WORK REQUIRED
Output the full listing below exactly, without the pictures.
┌──
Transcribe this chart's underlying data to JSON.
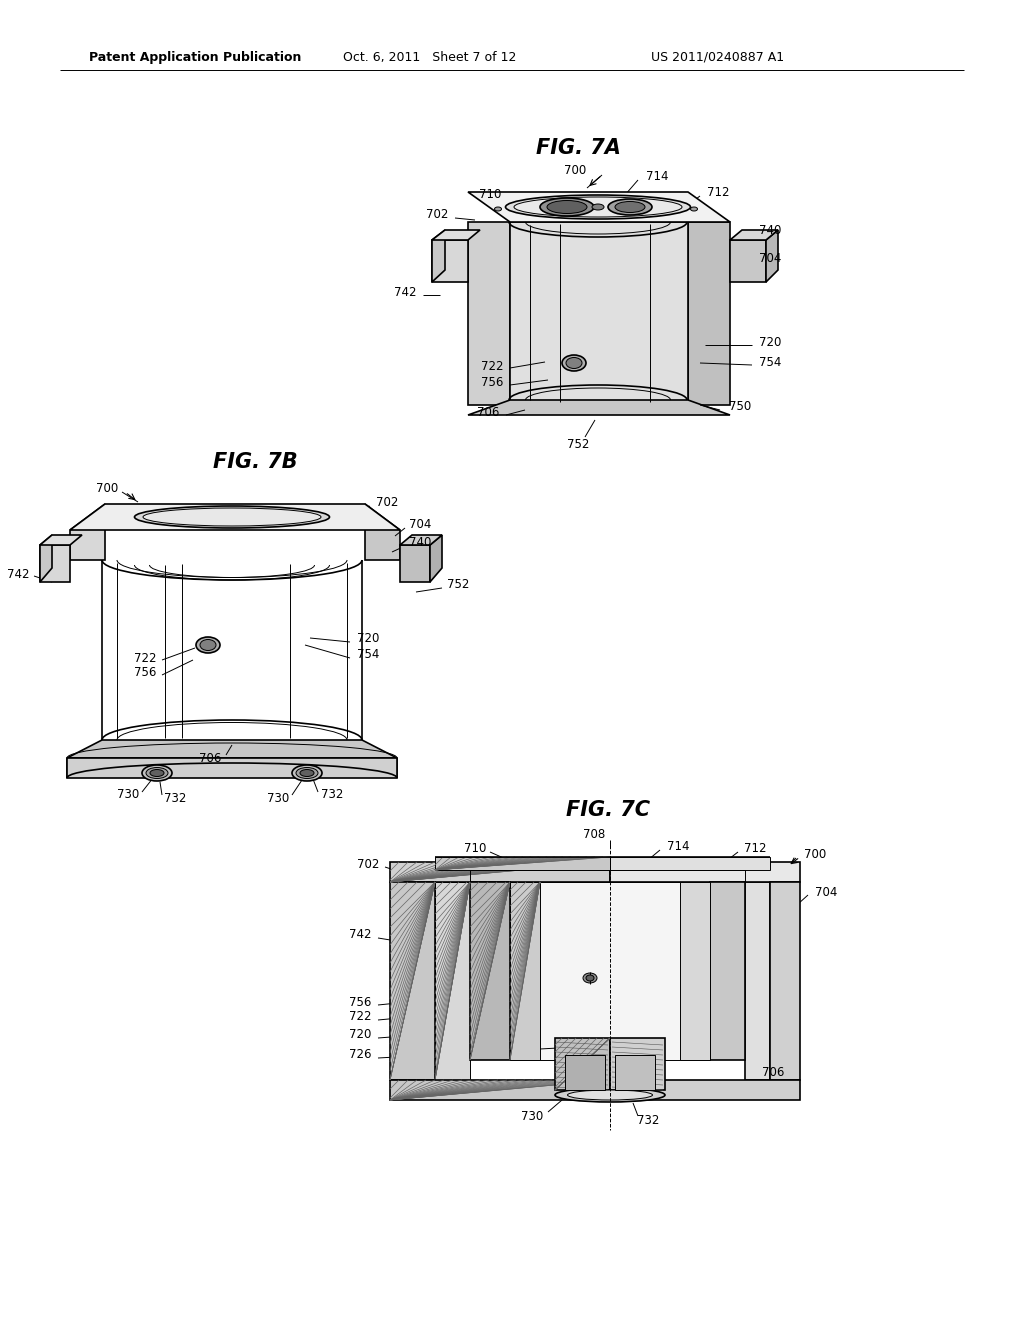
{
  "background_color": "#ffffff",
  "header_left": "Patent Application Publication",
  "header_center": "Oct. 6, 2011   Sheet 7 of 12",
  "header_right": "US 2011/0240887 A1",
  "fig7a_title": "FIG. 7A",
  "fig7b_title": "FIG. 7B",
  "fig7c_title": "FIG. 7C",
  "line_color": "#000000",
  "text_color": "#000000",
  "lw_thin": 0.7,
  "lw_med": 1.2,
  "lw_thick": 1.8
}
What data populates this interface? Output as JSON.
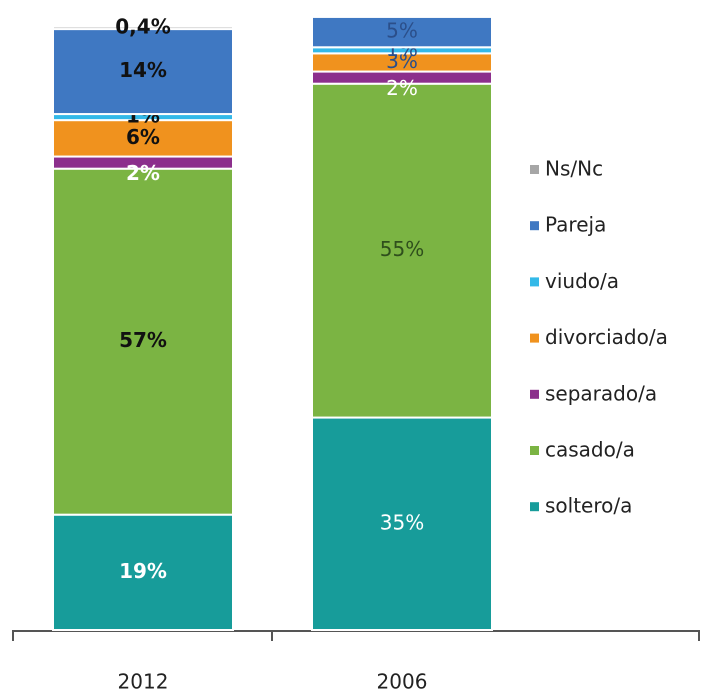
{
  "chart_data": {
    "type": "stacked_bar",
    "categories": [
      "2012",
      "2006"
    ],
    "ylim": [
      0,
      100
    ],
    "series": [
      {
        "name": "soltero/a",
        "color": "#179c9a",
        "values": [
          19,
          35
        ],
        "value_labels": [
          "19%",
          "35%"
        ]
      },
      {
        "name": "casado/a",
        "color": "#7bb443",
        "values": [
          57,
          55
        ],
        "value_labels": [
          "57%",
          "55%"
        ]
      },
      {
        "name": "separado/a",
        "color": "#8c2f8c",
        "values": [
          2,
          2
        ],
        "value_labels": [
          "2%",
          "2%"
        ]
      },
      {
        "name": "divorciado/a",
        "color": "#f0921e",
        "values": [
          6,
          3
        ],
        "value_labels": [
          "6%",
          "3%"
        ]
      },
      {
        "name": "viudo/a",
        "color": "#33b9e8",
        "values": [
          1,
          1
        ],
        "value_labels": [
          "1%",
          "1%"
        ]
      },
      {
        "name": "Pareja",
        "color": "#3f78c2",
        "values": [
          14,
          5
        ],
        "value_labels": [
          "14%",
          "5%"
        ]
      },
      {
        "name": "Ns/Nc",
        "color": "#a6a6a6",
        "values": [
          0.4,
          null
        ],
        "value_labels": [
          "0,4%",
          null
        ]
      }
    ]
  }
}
└──
SOLUTION BELOW
Transcribe this chart's underlying data to JSON.
{
  "background_color": "#ffffff",
  "header_left": "Patent Application Publication",
  "header_center": "Oct. 6, 2011   Sheet 7 of 12",
  "header_right": "US 2011/0240887 A1",
  "fig7a_title": "FIG. 7A",
  "fig7b_title": "FIG. 7B",
  "fig7c_title": "FIG. 7C",
  "line_color": "#000000",
  "text_color": "#000000",
  "lw_thin": 0.7,
  "lw_med": 1.2,
  "lw_thick": 1.8
}
What data populates this interface? Output as JSON.
{
  "chart_data": {
    "type": "stacked_bar",
    "categories": [
      "2012",
      "2006"
    ],
    "ylim": [
      0,
      100
    ],
    "series": [
      {
        "name": "soltero/a",
        "color": "#179c9a",
        "values": [
          19,
          35
        ],
        "value_labels": [
          "19%",
          "35%"
        ]
      },
      {
        "name": "casado/a",
        "color": "#7bb443",
        "values": [
          57,
          55
        ],
        "value_labels": [
          "57%",
          "55%"
        ]
      },
      {
        "name": "separado/a",
        "color": "#8c2f8c",
        "values": [
          2,
          2
        ],
        "value_labels": [
          "2%",
          "2%"
        ]
      },
      {
        "name": "divorciado/a",
        "color": "#f0921e",
        "values": [
          6,
          3
        ],
        "value_labels": [
          "6%",
          "3%"
        ]
      },
      {
        "name": "viudo/a",
        "color": "#33b9e8",
        "values": [
          1,
          1
        ],
        "value_labels": [
          "1%",
          "1%"
        ]
      },
      {
        "name": "Pareja",
        "color": "#3f78c2",
        "values": [
          14,
          5
        ],
        "value_labels": [
          "14%",
          "5%"
        ]
      },
      {
        "name": "Ns/Nc",
        "color": "#a6a6a6",
        "values": [
          0.4,
          null
        ],
        "value_labels": [
          "0,4%",
          null
        ]
      }
    ]
  }
}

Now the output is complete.